■ **What you should do**
Make an exact copy of the entries below with the pictures removed.

■ **Supplied data**

-----

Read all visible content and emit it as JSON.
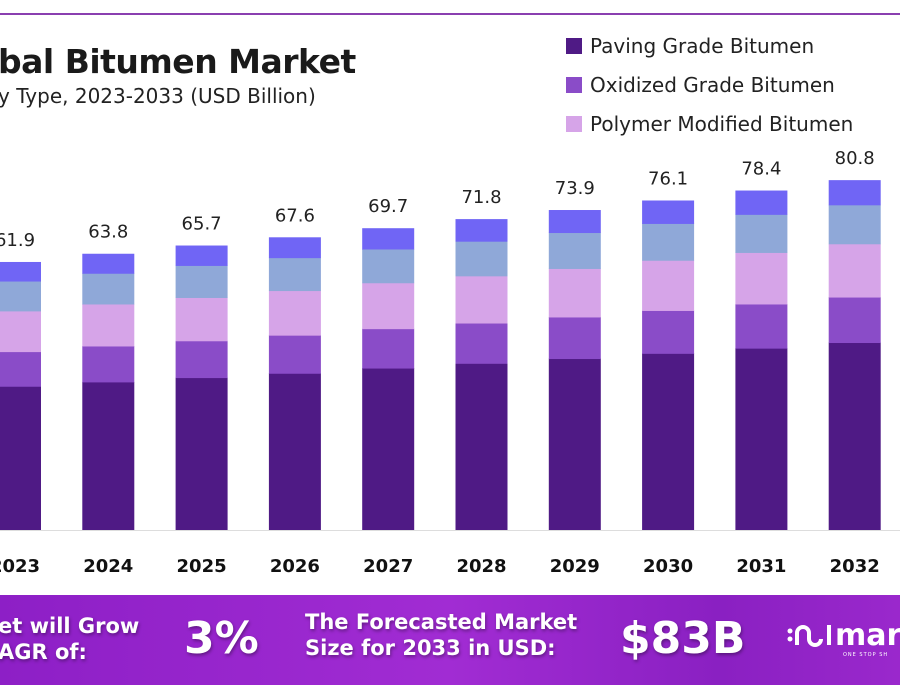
{
  "title": "bal Bitumen Market",
  "subtitle": "y Type, 2023-2033 (USD Billion)",
  "legend": [
    {
      "label": "Paving Grade Bitumen",
      "color": "#4f1a85"
    },
    {
      "label": "Oxidized Grade Bitumen",
      "color": "#8a4cc8"
    },
    {
      "label": "Polymer Modified Bitumen",
      "color": "#d6a4e8"
    }
  ],
  "chart_data": {
    "type": "bar",
    "stacked": true,
    "categories": [
      "2023",
      "2024",
      "2025",
      "2026",
      "2027",
      "2028",
      "2029",
      "2030",
      "2031",
      "2032"
    ],
    "totals": [
      61.9,
      63.8,
      65.7,
      67.6,
      69.7,
      71.8,
      73.9,
      76.1,
      78.4,
      80.8
    ],
    "total_labels": [
      "61.9",
      "63.8",
      "65.7",
      "67.6",
      "69.7",
      "71.8",
      "73.9",
      "76.1",
      "78.4",
      "80.8"
    ],
    "series": [
      {
        "name": "Paving Grade Bitumen",
        "color": "#4f1a85",
        "values": [
          33.2,
          34.2,
          35.2,
          36.2,
          37.4,
          38.5,
          39.6,
          40.8,
          42.0,
          43.3
        ]
      },
      {
        "name": "Oxidized Grade Bitumen",
        "color": "#8a4cc8",
        "values": [
          8.0,
          8.3,
          8.5,
          8.8,
          9.1,
          9.3,
          9.6,
          9.9,
          10.2,
          10.5
        ]
      },
      {
        "name": "Polymer Modified Bitumen",
        "color": "#d6a4e8",
        "values": [
          9.4,
          9.7,
          10.0,
          10.3,
          10.6,
          10.9,
          11.2,
          11.6,
          11.9,
          12.3
        ]
      },
      {
        "color": "#8fa8d8",
        "values": [
          6.9,
          7.1,
          7.4,
          7.6,
          7.8,
          8.0,
          8.3,
          8.5,
          8.8,
          9.0
        ]
      },
      {
        "color": "#7065f5",
        "values": [
          4.4,
          4.5,
          4.6,
          4.7,
          4.8,
          5.1,
          5.2,
          5.3,
          5.5,
          5.7
        ]
      }
    ],
    "grid": false,
    "legend_position": "top-right"
  },
  "banner": {
    "cagr_line1": "et will Grow",
    "cagr_line2": "AGR of:",
    "cagr_value": "3%",
    "forecast_line1": "The Forecasted Market",
    "forecast_line2": "Size for 2033 in USD:",
    "forecast_value": "$83B",
    "logo_text": "mar",
    "logo_tagline": "ONE STOP SH"
  }
}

-----

■ **Correct response**
Read all visible content and emit it as JSON.
{
  "title": "bal Bitumen Market",
  "subtitle": "y Type, 2023-2033 (USD Billion)",
  "legend": [
    {
      "label": "Paving Grade Bitumen",
      "color": "#4f1a85"
    },
    {
      "label": "Oxidized Grade Bitumen",
      "color": "#8a4cc8"
    },
    {
      "label": "Polymer Modified Bitumen",
      "color": "#d6a4e8"
    }
  ],
  "chart_data": {
    "type": "bar",
    "stacked": true,
    "categories": [
      "2023",
      "2024",
      "2025",
      "2026",
      "2027",
      "2028",
      "2029",
      "2030",
      "2031",
      "2032"
    ],
    "totals": [
      61.9,
      63.8,
      65.7,
      67.6,
      69.7,
      71.8,
      73.9,
      76.1,
      78.4,
      80.8
    ],
    "total_labels": [
      "61.9",
      "63.8",
      "65.7",
      "67.6",
      "69.7",
      "71.8",
      "73.9",
      "76.1",
      "78.4",
      "80.8"
    ],
    "series": [
      {
        "name": "Paving Grade Bitumen",
        "color": "#4f1a85",
        "values": [
          33.2,
          34.2,
          35.2,
          36.2,
          37.4,
          38.5,
          39.6,
          40.8,
          42.0,
          43.3
        ]
      },
      {
        "name": "Oxidized Grade Bitumen",
        "color": "#8a4cc8",
        "values": [
          8.0,
          8.3,
          8.5,
          8.8,
          9.1,
          9.3,
          9.6,
          9.9,
          10.2,
          10.5
        ]
      },
      {
        "name": "Polymer Modified Bitumen",
        "color": "#d6a4e8",
        "values": [
          9.4,
          9.7,
          10.0,
          10.3,
          10.6,
          10.9,
          11.2,
          11.6,
          11.9,
          12.3
        ]
      },
      {
        "color": "#8fa8d8",
        "values": [
          6.9,
          7.1,
          7.4,
          7.6,
          7.8,
          8.0,
          8.3,
          8.5,
          8.8,
          9.0
        ]
      },
      {
        "color": "#7065f5",
        "values": [
          4.4,
          4.5,
          4.6,
          4.7,
          4.8,
          5.1,
          5.2,
          5.3,
          5.5,
          5.7
        ]
      }
    ],
    "grid": false,
    "legend_position": "top-right"
  },
  "banner": {
    "cagr_line1": "et will Grow",
    "cagr_line2": "AGR of:",
    "cagr_value": "3%",
    "forecast_line1": "The Forecasted Market",
    "forecast_line2": "Size for 2033 in USD:",
    "forecast_value": "$83B",
    "logo_text": "mar",
    "logo_tagline": "ONE STOP SH"
  }
}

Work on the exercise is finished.